#### SUPPLIED DATA ####

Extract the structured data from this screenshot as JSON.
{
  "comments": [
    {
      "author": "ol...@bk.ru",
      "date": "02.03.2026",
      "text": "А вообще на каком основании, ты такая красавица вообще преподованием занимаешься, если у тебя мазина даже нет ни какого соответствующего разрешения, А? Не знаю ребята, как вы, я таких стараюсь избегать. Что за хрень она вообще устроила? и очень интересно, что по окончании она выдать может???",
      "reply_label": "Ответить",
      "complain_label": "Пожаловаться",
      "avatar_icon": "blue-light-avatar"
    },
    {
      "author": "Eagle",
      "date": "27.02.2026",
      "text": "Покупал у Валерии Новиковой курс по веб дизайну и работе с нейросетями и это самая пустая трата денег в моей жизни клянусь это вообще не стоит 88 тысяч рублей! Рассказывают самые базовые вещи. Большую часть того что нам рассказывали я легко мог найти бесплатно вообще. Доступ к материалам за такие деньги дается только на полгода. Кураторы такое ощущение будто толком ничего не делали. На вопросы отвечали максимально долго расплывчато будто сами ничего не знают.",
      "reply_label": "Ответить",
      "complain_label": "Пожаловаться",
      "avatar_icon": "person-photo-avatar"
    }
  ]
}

####

### EXERCISE OBJECTIVE
Transcribe every entry exactly, omitting nothing.

### TASK OUTPUT
Extract the structured data from this screenshot as JSON.
{
  "comments": [
    {
      "author": "ol...@bk.ru",
      "date": "02.03.2026",
      "text": "А вообще на каком основании, ты такая красавица вообще преподованием занимаешься, если у тебя мазина даже нет ни какого соответствующего разрешения, А? Не знаю ребята, как вы, я таких стараюсь избегать. Что за хрень она вообще устроила? и очень интересно, что по окончании она выдать может???",
      "reply_label": "Ответить",
      "complain_label": "Пожаловаться",
      "avatar_icon": "blue-light-avatar"
    },
    {
      "author": "Eagle",
      "date": "27.02.2026",
      "text": "Покупал у Валерии Новиковой курс по веб дизайну и работе с нейросетями и это самая пустая трата денег в моей жизни клянусь это вообще не стоит 88 тысяч рублей! Рассказывают самые базовые вещи. Большую часть того что нам рассказывали я легко мог найти бесплатно вообще. Доступ к материалам за такие деньги дается только на полгода. Кураторы такое ощущение будто толком ничего не делали. На вопросы отвечали максимально долго расплывчато будто сами ничего не знают.",
      "reply_label": "Ответить",
      "complain_label": "Пожаловаться",
      "avatar_icon": "person-photo-avatar"
    }
  ]
}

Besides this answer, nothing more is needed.